● **Data for processing**:
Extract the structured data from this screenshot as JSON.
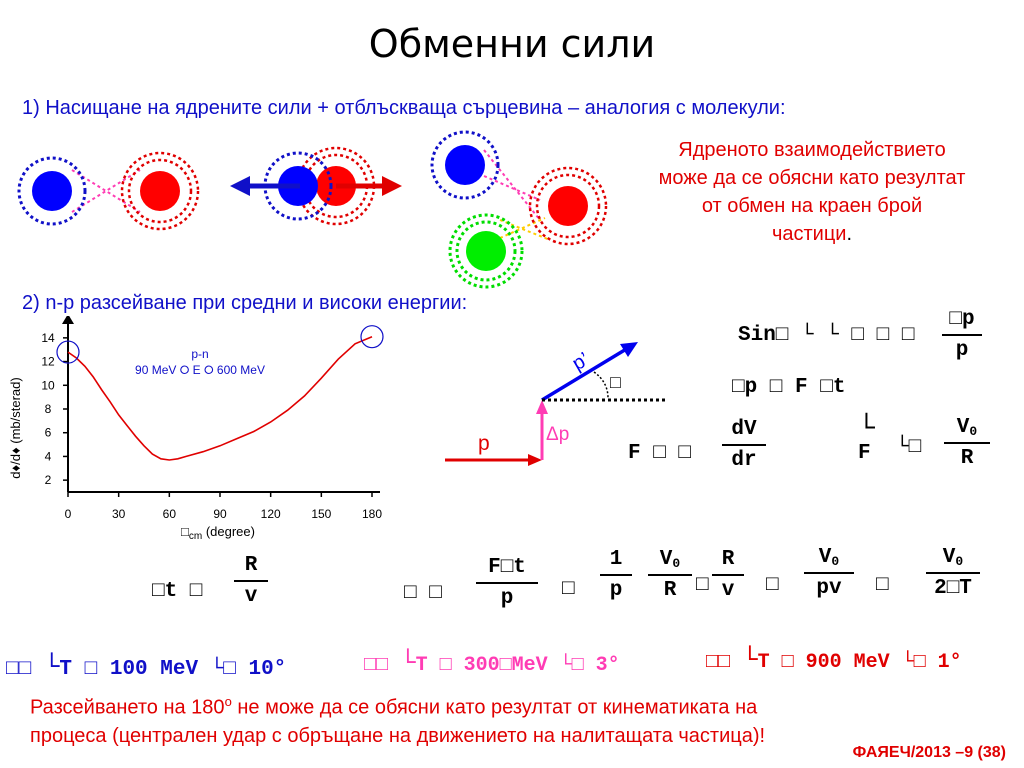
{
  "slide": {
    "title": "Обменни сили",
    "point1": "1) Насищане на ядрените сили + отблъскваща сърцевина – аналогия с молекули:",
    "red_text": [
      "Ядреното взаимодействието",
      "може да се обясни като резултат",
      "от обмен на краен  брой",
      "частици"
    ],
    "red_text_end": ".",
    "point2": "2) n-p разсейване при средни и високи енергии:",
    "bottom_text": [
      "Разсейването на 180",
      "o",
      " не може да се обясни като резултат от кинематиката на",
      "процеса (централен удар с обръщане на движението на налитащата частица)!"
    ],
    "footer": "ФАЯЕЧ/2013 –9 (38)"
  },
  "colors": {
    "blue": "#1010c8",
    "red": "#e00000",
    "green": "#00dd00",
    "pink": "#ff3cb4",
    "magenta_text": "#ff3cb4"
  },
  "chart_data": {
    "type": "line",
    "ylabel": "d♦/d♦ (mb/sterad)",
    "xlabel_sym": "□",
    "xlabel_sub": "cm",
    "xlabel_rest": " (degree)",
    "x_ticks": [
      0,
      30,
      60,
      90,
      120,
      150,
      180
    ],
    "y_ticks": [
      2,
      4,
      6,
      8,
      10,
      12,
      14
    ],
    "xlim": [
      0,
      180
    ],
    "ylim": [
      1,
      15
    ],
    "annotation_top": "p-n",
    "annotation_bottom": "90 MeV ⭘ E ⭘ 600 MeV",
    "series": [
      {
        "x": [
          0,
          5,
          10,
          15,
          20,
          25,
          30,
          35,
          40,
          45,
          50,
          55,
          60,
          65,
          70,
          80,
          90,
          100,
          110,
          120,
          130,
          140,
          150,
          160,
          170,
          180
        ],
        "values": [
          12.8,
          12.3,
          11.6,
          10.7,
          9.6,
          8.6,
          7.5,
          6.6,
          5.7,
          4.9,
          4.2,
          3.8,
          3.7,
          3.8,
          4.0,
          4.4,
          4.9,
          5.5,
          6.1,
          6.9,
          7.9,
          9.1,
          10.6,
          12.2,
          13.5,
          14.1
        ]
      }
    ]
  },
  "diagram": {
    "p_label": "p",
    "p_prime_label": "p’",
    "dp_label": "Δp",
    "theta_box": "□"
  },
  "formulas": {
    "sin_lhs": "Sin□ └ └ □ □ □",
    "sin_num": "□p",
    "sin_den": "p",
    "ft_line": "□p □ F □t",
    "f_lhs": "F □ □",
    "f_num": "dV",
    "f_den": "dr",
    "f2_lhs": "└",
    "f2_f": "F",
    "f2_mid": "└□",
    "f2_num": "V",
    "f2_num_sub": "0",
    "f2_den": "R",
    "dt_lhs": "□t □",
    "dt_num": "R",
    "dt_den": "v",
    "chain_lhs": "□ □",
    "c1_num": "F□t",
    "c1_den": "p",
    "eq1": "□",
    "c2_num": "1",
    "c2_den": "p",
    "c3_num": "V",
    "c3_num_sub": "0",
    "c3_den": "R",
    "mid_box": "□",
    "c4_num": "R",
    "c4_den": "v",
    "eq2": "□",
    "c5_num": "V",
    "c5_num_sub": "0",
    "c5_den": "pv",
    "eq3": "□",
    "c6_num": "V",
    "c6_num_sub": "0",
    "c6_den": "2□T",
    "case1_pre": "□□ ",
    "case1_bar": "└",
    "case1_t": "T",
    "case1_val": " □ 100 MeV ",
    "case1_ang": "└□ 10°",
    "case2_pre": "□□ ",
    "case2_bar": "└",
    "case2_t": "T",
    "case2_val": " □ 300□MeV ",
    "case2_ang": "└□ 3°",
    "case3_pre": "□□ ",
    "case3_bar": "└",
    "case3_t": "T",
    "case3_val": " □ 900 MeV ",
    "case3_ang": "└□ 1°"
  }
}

...

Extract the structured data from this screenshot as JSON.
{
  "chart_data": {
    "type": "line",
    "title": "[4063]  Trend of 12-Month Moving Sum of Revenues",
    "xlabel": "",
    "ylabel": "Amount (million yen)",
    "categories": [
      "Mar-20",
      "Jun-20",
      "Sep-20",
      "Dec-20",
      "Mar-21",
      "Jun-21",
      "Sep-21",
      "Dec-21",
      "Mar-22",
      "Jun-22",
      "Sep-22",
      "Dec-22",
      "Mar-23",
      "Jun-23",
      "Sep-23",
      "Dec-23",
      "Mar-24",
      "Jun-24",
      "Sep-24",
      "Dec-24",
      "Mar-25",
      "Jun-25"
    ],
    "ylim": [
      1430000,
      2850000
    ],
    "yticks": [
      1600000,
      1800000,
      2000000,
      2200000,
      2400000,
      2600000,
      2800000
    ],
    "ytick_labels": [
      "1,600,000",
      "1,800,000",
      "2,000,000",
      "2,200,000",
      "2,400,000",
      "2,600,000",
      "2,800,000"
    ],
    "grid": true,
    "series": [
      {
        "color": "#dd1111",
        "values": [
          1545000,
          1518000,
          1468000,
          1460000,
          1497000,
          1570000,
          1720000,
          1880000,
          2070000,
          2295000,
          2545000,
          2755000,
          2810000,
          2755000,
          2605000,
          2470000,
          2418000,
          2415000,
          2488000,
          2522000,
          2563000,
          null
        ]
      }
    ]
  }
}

---

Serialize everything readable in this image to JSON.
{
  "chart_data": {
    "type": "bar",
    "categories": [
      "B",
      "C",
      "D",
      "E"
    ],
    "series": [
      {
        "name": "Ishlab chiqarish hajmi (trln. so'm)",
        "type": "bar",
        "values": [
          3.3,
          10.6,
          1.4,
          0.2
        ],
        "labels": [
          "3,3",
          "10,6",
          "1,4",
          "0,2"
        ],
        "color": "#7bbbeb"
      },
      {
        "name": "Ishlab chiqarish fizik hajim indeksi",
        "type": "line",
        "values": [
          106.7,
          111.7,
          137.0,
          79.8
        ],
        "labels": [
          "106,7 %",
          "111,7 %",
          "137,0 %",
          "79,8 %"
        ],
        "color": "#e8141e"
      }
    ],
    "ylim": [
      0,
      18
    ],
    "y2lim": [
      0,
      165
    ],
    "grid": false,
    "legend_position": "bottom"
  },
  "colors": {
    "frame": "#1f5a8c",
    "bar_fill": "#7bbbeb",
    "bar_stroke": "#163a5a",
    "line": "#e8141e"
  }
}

● **Problem requirements**:
Read the entries and pick out all lines that include the word "обясни".

● **Output**:
      "може да се обясни като резултат",
      " не може да се обясни като резултат от кинематиката на",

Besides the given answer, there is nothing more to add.